## Data extracted from a collection:
---*---

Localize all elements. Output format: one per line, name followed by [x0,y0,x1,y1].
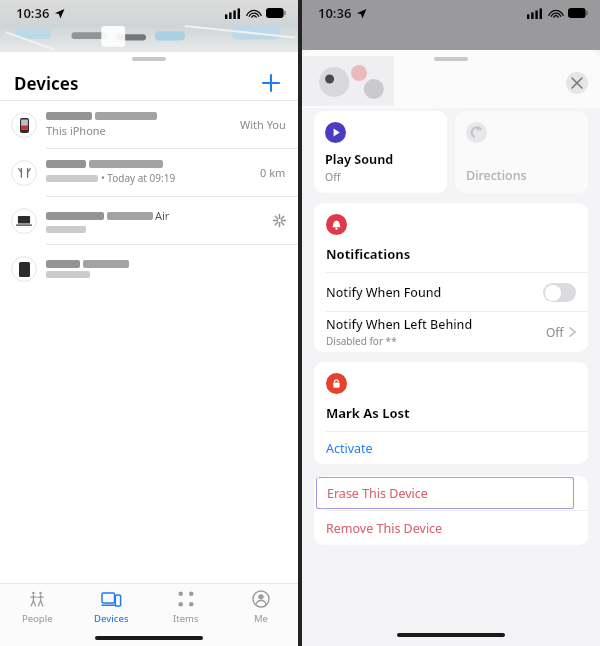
staticText: Air [155,208,170,223]
staticText: Directions [466,167,527,184]
staticText: Erase This Device [327,485,428,502]
button[interactable]: Erase This Device [316,477,586,509]
button[interactable]: Add device [258,70,284,96]
staticText: Notify When Found [326,284,442,301]
button[interactable]: Remove This Device [314,511,588,545]
staticText: Activate [326,440,373,457]
staticText: Notify When Left Behind [326,316,473,333]
staticText: Disabled for ** [326,334,397,348]
button[interactable]: People [0,584,74,630]
button[interactable]: Activate [314,432,588,464]
button[interactable]: Devices [74,584,148,630]
staticText: Devices [94,612,129,625]
button[interactable]: Notify When Found [314,273,588,311]
staticText: People [22,612,53,625]
button[interactable]: Directions [455,111,588,193]
staticText: This iPhone [46,123,106,138]
staticText: 10:36 [16,4,50,22]
staticText: Notifications [326,245,411,263]
button[interactable]: Close [566,72,588,94]
button[interactable] [0,245,298,292]
staticText: Play Sound [325,151,394,168]
button[interactable] [543,283,576,302]
staticText: Mark As Lost [326,404,410,422]
button[interactable]: This iPhone [0,101,298,148]
button[interactable]: Notify When Left Behind [314,312,588,352]
staticText: Devices [14,72,79,95]
staticText: Remove This Device [326,520,443,537]
staticText: Off [325,170,341,184]
staticText: • Today at 09:19 [101,171,176,185]
staticText: Me [254,612,268,625]
staticText: 0 km [260,165,286,180]
button[interactable]: Play Sound [314,111,447,193]
button[interactable]: Me [223,584,298,630]
staticText: Off [546,324,564,340]
staticText: 10:36 [318,4,352,22]
button[interactable]: • Today at 09:19 [0,149,298,196]
staticText: Items [173,612,199,625]
staticText: With You [240,117,286,132]
button[interactable]: Air [0,197,298,244]
button[interactable]: Items [148,584,223,630]
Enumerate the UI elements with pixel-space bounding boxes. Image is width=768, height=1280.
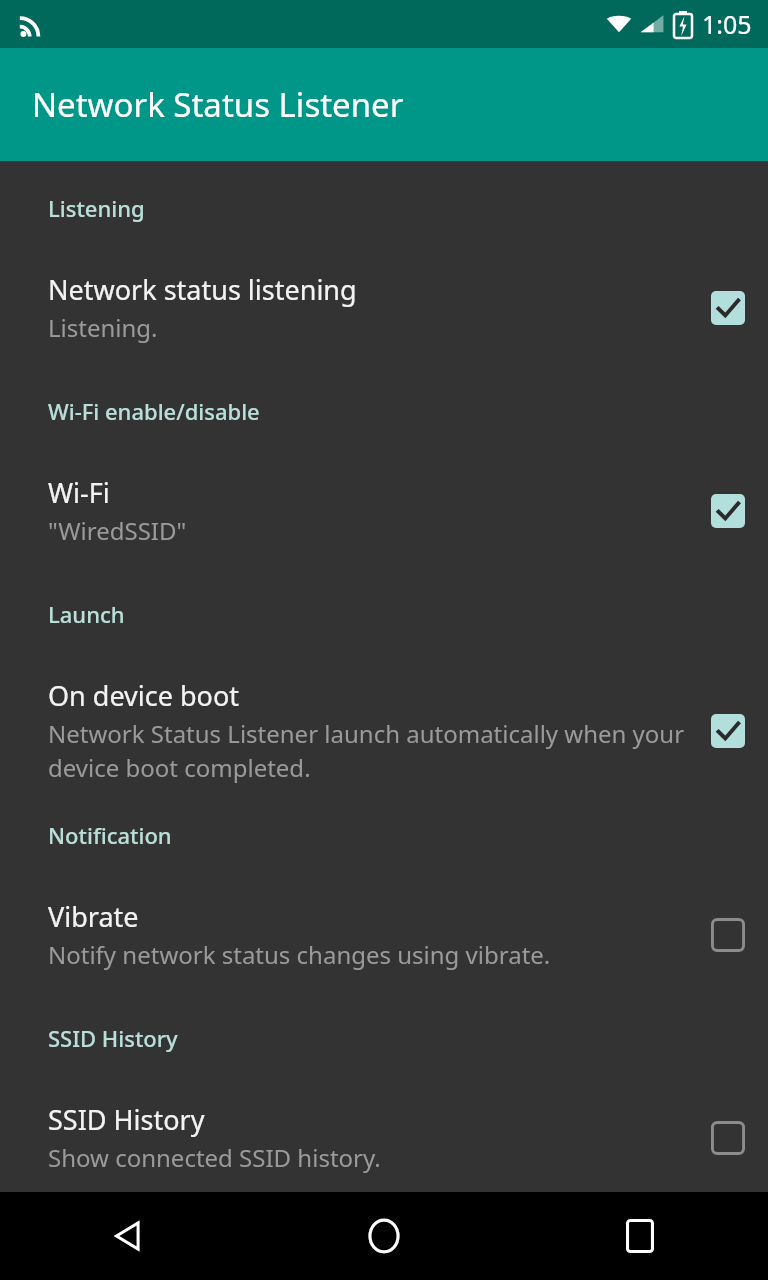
button[interactable]: Network status listening — [0, 267, 768, 348]
staticText: On device boot — [48, 677, 239, 714]
staticText: 1:05 — [702, 7, 752, 41]
button[interactable]: Recent apps — [512, 1192, 768, 1280]
staticText: "WiredSSID" — [48, 514, 187, 547]
staticText: Vibrate — [48, 898, 139, 935]
button[interactable]: Home — [256, 1192, 512, 1280]
staticText: Wi-Fi — [48, 474, 110, 511]
button[interactable]: On device boot — [0, 673, 768, 788]
staticText: Listening — [48, 193, 145, 223]
staticText: Network Status Listener — [32, 82, 404, 127]
staticText: Wi-Fi enable/disable — [48, 396, 260, 426]
staticText: SSID History — [48, 1101, 205, 1138]
staticText: Show connected SSID history. — [48, 1141, 381, 1174]
button[interactable]: SSID History — [0, 1097, 768, 1178]
staticText: Notification — [48, 820, 172, 850]
button[interactable]: Wi-Fi — [0, 470, 768, 551]
button[interactable]: Vibrate — [0, 894, 768, 975]
button[interactable]: Back — [0, 1192, 256, 1280]
staticText: Notify network status changes using vibr… — [48, 938, 551, 971]
staticText: Launch — [48, 599, 125, 629]
staticText: Network status listening — [48, 271, 357, 308]
staticText: Listening. — [48, 311, 158, 344]
staticText: SSID History — [48, 1023, 178, 1053]
staticText: Network Status Listener launch automatic… — [48, 717, 696, 784]
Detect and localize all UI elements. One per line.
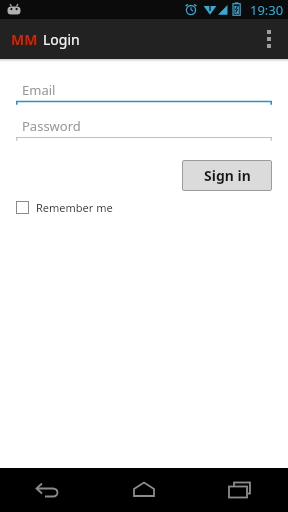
staticText: Remember me <box>36 200 113 215</box>
staticText: Sign in <box>204 166 251 185</box>
button[interactable]: Home <box>96 468 192 512</box>
button[interactable]: Remember me <box>16 200 113 215</box>
staticText: Password <box>22 117 81 135</box>
staticText: MM <box>11 30 38 49</box>
staticText: Login <box>43 30 80 49</box>
staticText: 19:30 <box>250 1 284 19</box>
staticText: Email <box>22 81 56 99</box>
button[interactable]: More options <box>250 19 288 59</box>
button[interactable]: Back <box>0 468 96 512</box>
button[interactable]: Sign in <box>182 160 272 191</box>
button[interactable]: Recent apps <box>192 468 288 512</box>
button[interactable]: Password <box>16 115 272 141</box>
button[interactable]: Email <box>16 79 272 105</box>
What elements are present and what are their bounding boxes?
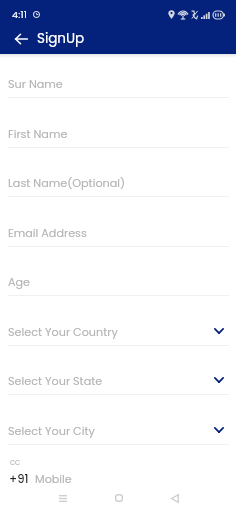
- staticText: Sur Name: [8, 76, 63, 92]
- staticText: Last Name(Optional): [8, 175, 126, 191]
- staticText: Email Address: [8, 225, 87, 241]
- button[interactable]: Select Your State: [0, 363, 236, 413]
- button[interactable]: Select Your City: [0, 413, 236, 463]
- staticText: Select Your City: [8, 423, 95, 439]
- staticText: Select Your Country: [8, 324, 118, 340]
- button[interactable]: Home: [91, 485, 147, 511]
- button[interactable]: Recent apps: [35, 485, 91, 511]
- staticText: Mobile: [35, 471, 72, 487]
- button[interactable]: Last Name(Optional): [0, 165, 236, 215]
- staticText: Select Your State: [8, 373, 103, 389]
- button[interactable]: CC: [0, 444, 236, 488]
- button[interactable]: Back: [147, 485, 203, 511]
- staticText: Age: [8, 274, 31, 290]
- button[interactable]: First Name: [0, 116, 236, 166]
- staticText: CC: [10, 458, 21, 467]
- button[interactable]: Sur Name: [0, 66, 236, 116]
- button[interactable]: Back: [0, 25, 42, 54]
- button[interactable]: Select Your Country: [0, 314, 236, 364]
- staticText: SignUp: [37, 29, 85, 48]
- button[interactable]: Age: [0, 264, 236, 314]
- staticText: 4:11: [12, 8, 27, 21]
- staticText: +91: [9, 471, 29, 487]
- staticText: First Name: [8, 126, 68, 142]
- button[interactable]: Email Address: [0, 215, 236, 265]
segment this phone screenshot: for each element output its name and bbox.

---*---

## Written exercise:
Reproduce every one of the entries above word for word, omitting the pictures from your answer.

## Answer to this task:
Localize all elements. Output format: one per line, name followed by [x0,y0,x1,y1].
staticText: Air [155,208,170,223]
staticText: Directions [466,167,527,184]
staticText: Erase This Device [327,485,428,502]
button[interactable]: Erase This Device [316,477,586,509]
button[interactable]: Add device [258,70,284,96]
staticText: Notify When Found [326,284,442,301]
button[interactable]: Remove This Device [314,511,588,545]
staticText: Activate [326,440,373,457]
staticText: Notify When Left Behind [326,316,473,333]
staticText: Disabled for ** [326,334,397,348]
button[interactable]: People [0,584,74,630]
button[interactable]: Activate [314,432,588,464]
button[interactable]: Devices [74,584,148,630]
staticText: Devices [94,612,129,625]
button[interactable]: Notify When Found [314,273,588,311]
staticText: People [22,612,53,625]
button[interactable]: Directions [455,111,588,193]
staticText: This iPhone [46,123,106,138]
staticText: 10:36 [16,4,50,22]
staticText: Notifications [326,245,411,263]
button[interactable]: Close [566,72,588,94]
button[interactable] [0,245,298,292]
staticText: Play Sound [325,151,394,168]
button[interactable] [543,283,576,302]
staticText: Mark As Lost [326,404,410,422]
button[interactable]: This iPhone [0,101,298,148]
button[interactable]: Notify When Left Behind [314,312,588,352]
staticText: Devices [14,72,79,95]
staticText: Remove This Device [326,520,443,537]
staticText: Off [325,170,341,184]
staticText: • Today at 09:19 [101,171,176,185]
staticText: Me [254,612,268,625]
staticText: 0 km [260,165,286,180]
button[interactable]: Play Sound [314,111,447,193]
button[interactable]: Me [223,584,298,630]
staticText: Off [546,324,564,340]
staticText: 10:36 [318,4,352,22]
button[interactable]: • Today at 09:19 [0,149,298,196]
staticText: Items [173,612,199,625]
staticText: With You [240,117,286,132]
button[interactable]: Air [0,197,298,244]
button[interactable]: Items [148,584,223,630]
Enumerate the UI elements with pixel-space bounding boxes. Image is width=768, height=1280.
button[interactable]: Network status listening — [0, 267, 768, 348]
staticText: On device boot — [48, 677, 239, 714]
staticText: 1:05 — [702, 7, 752, 41]
button[interactable]: Recent apps — [512, 1192, 768, 1280]
staticText: "WiredSSID" — [48, 514, 187, 547]
staticText: Vibrate — [48, 898, 139, 935]
button[interactable]: Home — [256, 1192, 512, 1280]
staticText: Wi-Fi — [48, 474, 110, 511]
button[interactable]: On device boot — [0, 673, 768, 788]
staticText: Listening — [48, 193, 145, 223]
staticText: Network Status Listener — [32, 82, 404, 127]
staticText: Wi-Fi enable/disable — [48, 396, 260, 426]
staticText: SSID History — [48, 1101, 205, 1138]
staticText: Show connected SSID history. — [48, 1141, 381, 1174]
button[interactable]: SSID History — [0, 1097, 768, 1178]
staticText: Notification — [48, 820, 172, 850]
button[interactable]: Wi-Fi — [0, 470, 768, 551]
button[interactable]: Vibrate — [0, 894, 768, 975]
button[interactable]: Back — [0, 1192, 256, 1280]
staticText: Notify network status changes using vibr… — [48, 938, 551, 971]
staticText: Launch — [48, 599, 125, 629]
staticText: Network status listening — [48, 271, 357, 308]
staticText: Listening. — [48, 311, 158, 344]
staticText: SSID History — [48, 1023, 178, 1053]
staticText: Network Status Listener launch automatic… — [48, 717, 696, 784]
Detect and localize all UI elements. One per line.
staticText: Remember me <box>36 200 113 215</box>
staticText: Sign in <box>204 166 251 185</box>
button[interactable]: Home <box>96 468 192 512</box>
button[interactable]: Remember me <box>16 200 113 215</box>
staticText: Password <box>22 117 81 135</box>
staticText: MM <box>11 30 38 49</box>
staticText: Login <box>43 30 80 49</box>
staticText: 19:30 <box>250 1 284 19</box>
staticText: Email <box>22 81 56 99</box>
button[interactable]: More options <box>250 19 288 59</box>
button[interactable]: Back <box>0 468 96 512</box>
button[interactable]: Sign in <box>182 160 272 191</box>
button[interactable]: Recent apps <box>192 468 288 512</box>
button[interactable]: Password <box>16 115 272 141</box>
button[interactable]: Email <box>16 79 272 105</box>
What elements are present and what are their bounding boxes?
- staticText: Sur Name: [8, 76, 63, 92]
- staticText: Last Name(Optional): [8, 175, 126, 191]
- staticText: Email Address: [8, 225, 87, 241]
- button[interactable]: Select Your State: [0, 363, 236, 413]
- button[interactable]: Select Your City: [0, 413, 236, 463]
- staticText: Select Your City: [8, 423, 95, 439]
- staticText: Select Your Country: [8, 324, 118, 340]
- button[interactable]: Home: [91, 485, 147, 511]
- button[interactable]: Recent apps: [35, 485, 91, 511]
- staticText: Mobile: [35, 471, 72, 487]
- button[interactable]: Last Name(Optional): [0, 165, 236, 215]
- staticText: Select Your State: [8, 373, 103, 389]
- button[interactable]: CC: [0, 444, 236, 488]
- button[interactable]: Back: [147, 485, 203, 511]
- staticText: Age: [8, 274, 31, 290]
- button[interactable]: First Name: [0, 116, 236, 166]
- staticText: CC: [10, 458, 21, 467]
- button[interactable]: Sur Name: [0, 66, 236, 116]
- button[interactable]: Back: [0, 25, 42, 54]
- button[interactable]: Select Your Country: [0, 314, 236, 364]
- staticText: SignUp: [37, 29, 85, 48]
- button[interactable]: Age: [0, 264, 236, 314]
- staticText: 4:11: [12, 8, 27, 21]
- staticText: +91: [9, 471, 29, 487]
- staticText: First Name: [8, 126, 68, 142]
- button[interactable]: Email Address: [0, 215, 236, 265]
segment this phone screenshot: for each element output its name and bbox.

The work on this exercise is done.